## Start Available records

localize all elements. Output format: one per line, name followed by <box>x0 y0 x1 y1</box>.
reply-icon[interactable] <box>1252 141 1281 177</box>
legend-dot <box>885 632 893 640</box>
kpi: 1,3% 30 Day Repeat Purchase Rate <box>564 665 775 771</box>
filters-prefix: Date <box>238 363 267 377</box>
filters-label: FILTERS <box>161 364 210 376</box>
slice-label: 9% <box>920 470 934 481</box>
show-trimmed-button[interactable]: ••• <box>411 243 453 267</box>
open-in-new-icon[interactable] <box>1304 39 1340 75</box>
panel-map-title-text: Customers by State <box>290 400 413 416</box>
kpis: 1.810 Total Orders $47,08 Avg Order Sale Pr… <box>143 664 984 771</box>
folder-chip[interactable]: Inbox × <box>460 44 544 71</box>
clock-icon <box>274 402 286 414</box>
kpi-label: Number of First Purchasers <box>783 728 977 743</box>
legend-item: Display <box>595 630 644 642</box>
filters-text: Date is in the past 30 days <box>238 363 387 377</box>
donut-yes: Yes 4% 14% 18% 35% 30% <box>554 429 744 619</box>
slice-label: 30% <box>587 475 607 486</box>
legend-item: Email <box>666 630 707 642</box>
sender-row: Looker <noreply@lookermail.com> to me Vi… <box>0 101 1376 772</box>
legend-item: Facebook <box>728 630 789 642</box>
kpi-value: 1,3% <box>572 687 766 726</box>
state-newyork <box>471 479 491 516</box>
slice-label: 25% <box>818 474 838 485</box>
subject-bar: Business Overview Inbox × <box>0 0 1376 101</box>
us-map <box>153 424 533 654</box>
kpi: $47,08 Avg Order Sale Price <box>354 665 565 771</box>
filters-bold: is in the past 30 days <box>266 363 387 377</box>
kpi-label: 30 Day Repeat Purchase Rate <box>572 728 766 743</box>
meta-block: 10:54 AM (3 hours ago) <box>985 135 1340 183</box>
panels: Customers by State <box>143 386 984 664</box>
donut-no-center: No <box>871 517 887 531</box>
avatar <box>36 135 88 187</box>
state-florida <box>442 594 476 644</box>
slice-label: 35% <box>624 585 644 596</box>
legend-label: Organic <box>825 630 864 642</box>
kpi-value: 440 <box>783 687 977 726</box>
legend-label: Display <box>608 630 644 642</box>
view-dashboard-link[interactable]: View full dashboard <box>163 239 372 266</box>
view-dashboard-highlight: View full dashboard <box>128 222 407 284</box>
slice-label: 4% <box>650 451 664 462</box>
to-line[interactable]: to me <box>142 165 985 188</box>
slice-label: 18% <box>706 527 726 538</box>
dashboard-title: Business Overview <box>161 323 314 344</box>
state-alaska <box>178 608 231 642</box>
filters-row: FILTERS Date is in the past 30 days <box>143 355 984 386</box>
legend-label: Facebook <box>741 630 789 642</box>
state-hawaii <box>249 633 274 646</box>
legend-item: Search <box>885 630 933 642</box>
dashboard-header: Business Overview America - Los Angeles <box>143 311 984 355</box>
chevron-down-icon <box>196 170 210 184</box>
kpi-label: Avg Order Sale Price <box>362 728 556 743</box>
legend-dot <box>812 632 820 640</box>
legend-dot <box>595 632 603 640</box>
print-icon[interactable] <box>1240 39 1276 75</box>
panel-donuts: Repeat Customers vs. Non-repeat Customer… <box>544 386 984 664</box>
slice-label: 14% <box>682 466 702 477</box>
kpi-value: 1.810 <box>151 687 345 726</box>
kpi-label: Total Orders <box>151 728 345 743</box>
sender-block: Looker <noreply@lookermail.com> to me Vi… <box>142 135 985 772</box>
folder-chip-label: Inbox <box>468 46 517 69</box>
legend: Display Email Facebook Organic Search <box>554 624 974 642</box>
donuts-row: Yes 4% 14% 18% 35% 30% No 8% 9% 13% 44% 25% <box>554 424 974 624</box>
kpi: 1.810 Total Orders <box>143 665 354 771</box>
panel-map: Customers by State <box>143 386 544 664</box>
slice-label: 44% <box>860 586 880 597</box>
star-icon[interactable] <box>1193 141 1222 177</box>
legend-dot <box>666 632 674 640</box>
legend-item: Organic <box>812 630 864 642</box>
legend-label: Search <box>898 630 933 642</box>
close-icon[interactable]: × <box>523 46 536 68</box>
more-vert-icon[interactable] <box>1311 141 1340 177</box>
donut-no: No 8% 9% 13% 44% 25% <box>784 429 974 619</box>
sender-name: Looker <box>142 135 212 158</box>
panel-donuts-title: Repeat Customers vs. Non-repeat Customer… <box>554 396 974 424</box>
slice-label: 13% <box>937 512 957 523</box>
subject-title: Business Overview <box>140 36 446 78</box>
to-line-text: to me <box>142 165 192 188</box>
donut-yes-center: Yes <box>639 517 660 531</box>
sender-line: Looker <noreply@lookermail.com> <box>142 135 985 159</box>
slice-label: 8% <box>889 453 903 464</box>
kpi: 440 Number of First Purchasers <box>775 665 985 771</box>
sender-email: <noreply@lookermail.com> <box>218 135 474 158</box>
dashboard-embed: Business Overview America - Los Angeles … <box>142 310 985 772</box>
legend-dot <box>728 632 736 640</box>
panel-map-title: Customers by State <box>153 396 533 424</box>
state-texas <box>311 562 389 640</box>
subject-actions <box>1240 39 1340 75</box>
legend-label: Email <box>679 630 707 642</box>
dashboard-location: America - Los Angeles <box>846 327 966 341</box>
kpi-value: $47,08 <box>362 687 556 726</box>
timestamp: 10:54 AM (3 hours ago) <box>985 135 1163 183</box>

## End Available records

What to produce
Rewrite the listing with every occurrence of "Customers by State" swapped for "Clients by State", leaving everything else the same.

Response to this exercise
localize all elements. Output format: one per line, name followed by <box>x0 y0 x1 y1</box>.
reply-icon[interactable] <box>1252 141 1281 177</box>
legend-dot <box>885 632 893 640</box>
kpi: 1,3% 30 Day Repeat Purchase Rate <box>564 665 775 771</box>
filters-prefix: Date <box>238 363 267 377</box>
filters-label: FILTERS <box>161 364 210 376</box>
slice-label: 9% <box>920 470 934 481</box>
show-trimmed-button[interactable]: ••• <box>411 243 453 267</box>
open-in-new-icon[interactable] <box>1304 39 1340 75</box>
panel-map-title-text: Clients by State <box>290 400 413 416</box>
kpis: 1.810 Total Orders $47,08 Avg Order Sale Pr… <box>143 664 984 771</box>
folder-chip[interactable]: Inbox × <box>460 44 544 71</box>
clock-icon <box>274 402 286 414</box>
kpi-label: Number of First Purchasers <box>783 728 977 743</box>
legend-item: Display <box>595 630 644 642</box>
filters-text: Date is in the past 30 days <box>238 363 387 377</box>
donut-yes: Yes 4% 14% 18% 35% 30% <box>554 429 744 619</box>
slice-label: 30% <box>587 475 607 486</box>
legend-item: Email <box>666 630 707 642</box>
sender-row: Looker <noreply@lookermail.com> to me Vi… <box>0 101 1376 772</box>
legend-item: Facebook <box>728 630 789 642</box>
kpi-value: 1,3% <box>572 687 766 726</box>
state-newyork <box>471 479 491 516</box>
slice-label: 25% <box>818 474 838 485</box>
subject-bar: Business Overview Inbox × <box>0 0 1376 101</box>
us-map <box>153 424 533 654</box>
kpi: $47,08 Avg Order Sale Price <box>354 665 565 771</box>
filters-bold: is in the past 30 days <box>266 363 387 377</box>
kpi-label: 30 Day Repeat Purchase Rate <box>572 728 766 743</box>
meta-block: 10:54 AM (3 hours ago) <box>985 135 1340 183</box>
panels: Clients by State <box>143 386 984 664</box>
donut-no-center: No <box>871 517 887 531</box>
avatar <box>36 135 88 187</box>
state-florida <box>442 594 476 644</box>
slice-label: 35% <box>624 585 644 596</box>
legend-label: Organic <box>825 630 864 642</box>
kpi-value: 440 <box>783 687 977 726</box>
legend-label: Display <box>608 630 644 642</box>
view-dashboard-link[interactable]: View full dashboard <box>163 239 372 266</box>
view-dashboard-highlight: View full dashboard <box>128 222 407 284</box>
slice-label: 4% <box>650 451 664 462</box>
to-line[interactable]: to me <box>142 165 985 188</box>
slice-label: 18% <box>706 527 726 538</box>
dashboard-title: Business Overview <box>161 323 314 344</box>
state-alaska <box>178 608 231 642</box>
filters-row: FILTERS Date is in the past 30 days <box>143 355 984 386</box>
legend-label: Facebook <box>741 630 789 642</box>
state-hawaii <box>249 633 274 646</box>
legend-item: Search <box>885 630 933 642</box>
dashboard-header: Business Overview America - Los Angeles <box>143 311 984 355</box>
chevron-down-icon <box>196 170 210 184</box>
kpi-label: Avg Order Sale Price <box>362 728 556 743</box>
legend-dot <box>812 632 820 640</box>
legend-dot <box>595 632 603 640</box>
print-icon[interactable] <box>1240 39 1276 75</box>
panel-donuts: Repeat Customers vs. Non-repeat Customer… <box>544 386 984 664</box>
slice-label: 14% <box>682 466 702 477</box>
kpi-value: 1.810 <box>151 687 345 726</box>
kpi-label: Total Orders <box>151 728 345 743</box>
sender-block: Looker <noreply@lookermail.com> to me Vi… <box>142 135 985 772</box>
folder-chip-label: Inbox <box>468 46 517 69</box>
legend: Display Email Facebook Organic Search <box>554 624 974 642</box>
donuts-row: Yes 4% 14% 18% 35% 30% No 8% 9% 13% 44% 25% <box>554 424 974 624</box>
kpi: 1.810 Total Orders <box>143 665 354 771</box>
panel-map: Clients by State <box>143 386 544 664</box>
slice-label: 44% <box>860 586 880 597</box>
star-icon[interactable] <box>1193 141 1222 177</box>
legend-dot <box>666 632 674 640</box>
legend-item: Organic <box>812 630 864 642</box>
legend-label: Search <box>898 630 933 642</box>
close-icon[interactable]: × <box>523 46 536 68</box>
more-vert-icon[interactable] <box>1311 141 1340 177</box>
donut-no: No 8% 9% 13% 44% 25% <box>784 429 974 619</box>
sender-name: Looker <box>142 135 212 158</box>
panel-donuts-title: Repeat Customers vs. Non-repeat Customer… <box>554 396 974 424</box>
slice-label: 13% <box>937 512 957 523</box>
subject-title: Business Overview <box>140 36 446 78</box>
to-line-text: to me <box>142 165 192 188</box>
donut-yes-center: Yes <box>639 517 660 531</box>
sender-line: Looker <noreply@lookermail.com> <box>142 135 985 159</box>
slice-label: 8% <box>889 453 903 464</box>
kpi: 440 Number of First Purchasers <box>775 665 985 771</box>
sender-email: <noreply@lookermail.com> <box>218 135 474 158</box>
dashboard-embed: Business Overview America - Los Angeles … <box>142 310 985 772</box>
legend-dot <box>728 632 736 640</box>
panel-map-title: Clients by State <box>153 396 533 424</box>
state-texas <box>311 562 389 640</box>
subject-actions <box>1240 39 1340 75</box>
legend-label: Email <box>679 630 707 642</box>
dashboard-location: America - Los Angeles <box>846 327 966 341</box>
kpi-value: $47,08 <box>362 687 556 726</box>
timestamp: 10:54 AM (3 hours ago) <box>985 135 1163 183</box>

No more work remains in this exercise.